__Job__: Exactly reproduce all the records, keeping pictures out of the copy.

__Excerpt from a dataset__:
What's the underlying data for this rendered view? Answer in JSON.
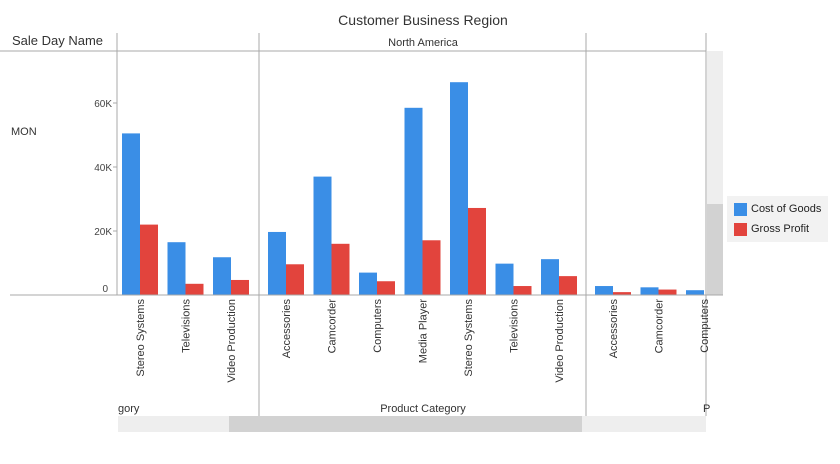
{
  "chart_data": {
    "type": "bar",
    "title": "Customer Business Region",
    "row_header": "Sale Day Name",
    "row_label": "MON",
    "region_label": "North America",
    "xlabel": "Product Category",
    "xlabel_left_partial": "gory",
    "xlabel_right_partial": "P",
    "y_ticks": [
      "0",
      "20K",
      "40K",
      "60K"
    ],
    "ylim": [
      0,
      75000
    ],
    "groups": [
      {
        "categories": [
          "Stereo Systems",
          "Televisions",
          "Video Production"
        ]
      },
      {
        "categories": [
          "Accessories",
          "Camcorder",
          "Computers",
          "Media Player",
          "Stereo Systems",
          "Televisions",
          "Video Production"
        ]
      },
      {
        "categories": [
          "Accessories",
          "Camcorder",
          "Computers"
        ]
      }
    ],
    "series": [
      {
        "name": "Cost of Goods",
        "color": "#3a8ee6",
        "values": [
          50500,
          16500,
          11800,
          19700,
          37000,
          7000,
          58500,
          66500,
          9800,
          11200,
          2800,
          2400,
          1500
        ]
      },
      {
        "name": "Gross Profit",
        "color": "#e2443d",
        "values": [
          22000,
          3500,
          4700,
          9600,
          16000,
          4300,
          17100,
          27200,
          2800,
          5900,
          900,
          1700,
          0
        ]
      }
    ],
    "legend_position": "right",
    "grid": false
  }
}
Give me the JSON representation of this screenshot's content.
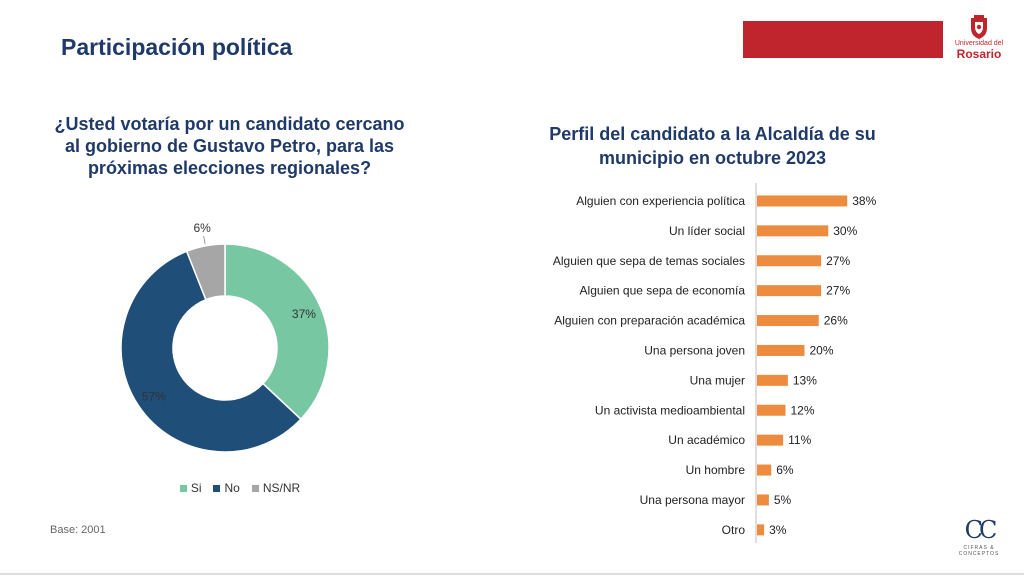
{
  "header": {
    "title": "Participación política",
    "accent_color": "#c0252d",
    "brand_color": "#1f3a68"
  },
  "logo": {
    "line1": "Universidad del",
    "line2": "Rosario"
  },
  "footer": {
    "base_note": "Base: 2001",
    "brand_logo_monogram": "CC",
    "brand_logo_text": "CIFRAS & CONCEPTOS"
  },
  "chart_data": [
    {
      "type": "pie",
      "title": "¿Usted votaría por un candidato cercano al gobierno de Gustavo Petro, para las próximas elecciones regionales?",
      "categories": [
        "Si",
        "No",
        "NS/NR"
      ],
      "values": [
        37,
        57,
        6
      ],
      "labels": [
        "37%",
        "57%",
        "6%"
      ],
      "colors": [
        "#76c7a2",
        "#1f4e79",
        "#a6a6a6"
      ],
      "donut": true,
      "legend_position": "bottom"
    },
    {
      "type": "bar",
      "orientation": "horizontal",
      "title": "Perfil del candidato a la Alcaldía de su municipio en octubre 2023",
      "categories": [
        "Alguien con experiencia política",
        "Un líder social",
        "Alguien que sepa de temas sociales",
        "Alguien que sepa de economía",
        "Alguien con preparación académica",
        "Una persona joven",
        "Una mujer",
        "Un activista medioambiental",
        "Un académico",
        "Un hombre",
        "Una persona mayor",
        "Otro"
      ],
      "values": [
        38,
        30,
        27,
        27,
        26,
        20,
        13,
        12,
        11,
        6,
        5,
        3
      ],
      "labels": [
        "38%",
        "30%",
        "27%",
        "27%",
        "26%",
        "20%",
        "13%",
        "12%",
        "11%",
        "6%",
        "5%",
        "3%"
      ],
      "color": "#ed8b3e",
      "xlim": [
        0,
        40
      ]
    }
  ]
}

__Answer to this exercise__:
What's the underlying data for this rendered view? Answer in JSON.
{
  "chart_data": {
    "type": "bar",
    "title": "Customer Business Region",
    "row_header": "Sale Day Name",
    "row_label": "MON",
    "region_label": "North America",
    "xlabel": "Product Category",
    "xlabel_left_partial": "gory",
    "xlabel_right_partial": "P",
    "y_ticks": [
      "0",
      "20K",
      "40K",
      "60K"
    ],
    "ylim": [
      0,
      75000
    ],
    "groups": [
      {
        "categories": [
          "Stereo Systems",
          "Televisions",
          "Video Production"
        ]
      },
      {
        "categories": [
          "Accessories",
          "Camcorder",
          "Computers",
          "Media Player",
          "Stereo Systems",
          "Televisions",
          "Video Production"
        ]
      },
      {
        "categories": [
          "Accessories",
          "Camcorder",
          "Computers"
        ]
      }
    ],
    "series": [
      {
        "name": "Cost of Goods",
        "color": "#3a8ee6",
        "values": [
          50500,
          16500,
          11800,
          19700,
          37000,
          7000,
          58500,
          66500,
          9800,
          11200,
          2800,
          2400,
          1500
        ]
      },
      {
        "name": "Gross Profit",
        "color": "#e2443d",
        "values": [
          22000,
          3500,
          4700,
          9600,
          16000,
          4300,
          17100,
          27200,
          2800,
          5900,
          900,
          1700,
          0
        ]
      }
    ],
    "legend_position": "right",
    "grid": false
  }
}
Give me the JSON representation of this screenshot's content.
{
  "header": {
    "title": "Participación política",
    "accent_color": "#c0252d",
    "brand_color": "#1f3a68"
  },
  "logo": {
    "line1": "Universidad del",
    "line2": "Rosario"
  },
  "footer": {
    "base_note": "Base: 2001",
    "brand_logo_monogram": "CC",
    "brand_logo_text": "CIFRAS & CONCEPTOS"
  },
  "chart_data": [
    {
      "type": "pie",
      "title": "¿Usted votaría por un candidato cercano al gobierno de Gustavo Petro, para las próximas elecciones regionales?",
      "categories": [
        "Si",
        "No",
        "NS/NR"
      ],
      "values": [
        37,
        57,
        6
      ],
      "labels": [
        "37%",
        "57%",
        "6%"
      ],
      "colors": [
        "#76c7a2",
        "#1f4e79",
        "#a6a6a6"
      ],
      "donut": true,
      "legend_position": "bottom"
    },
    {
      "type": "bar",
      "orientation": "horizontal",
      "title": "Perfil del candidato a la Alcaldía de su municipio en octubre 2023",
      "categories": [
        "Alguien con experiencia política",
        "Un líder social",
        "Alguien que sepa de temas sociales",
        "Alguien que sepa de economía",
        "Alguien con preparación académica",
        "Una persona joven",
        "Una mujer",
        "Un activista medioambiental",
        "Un académico",
        "Un hombre",
        "Una persona mayor",
        "Otro"
      ],
      "values": [
        38,
        30,
        27,
        27,
        26,
        20,
        13,
        12,
        11,
        6,
        5,
        3
      ],
      "labels": [
        "38%",
        "30%",
        "27%",
        "27%",
        "26%",
        "20%",
        "13%",
        "12%",
        "11%",
        "6%",
        "5%",
        "3%"
      ],
      "color": "#ed8b3e",
      "xlim": [
        0,
        40
      ]
    }
  ]
}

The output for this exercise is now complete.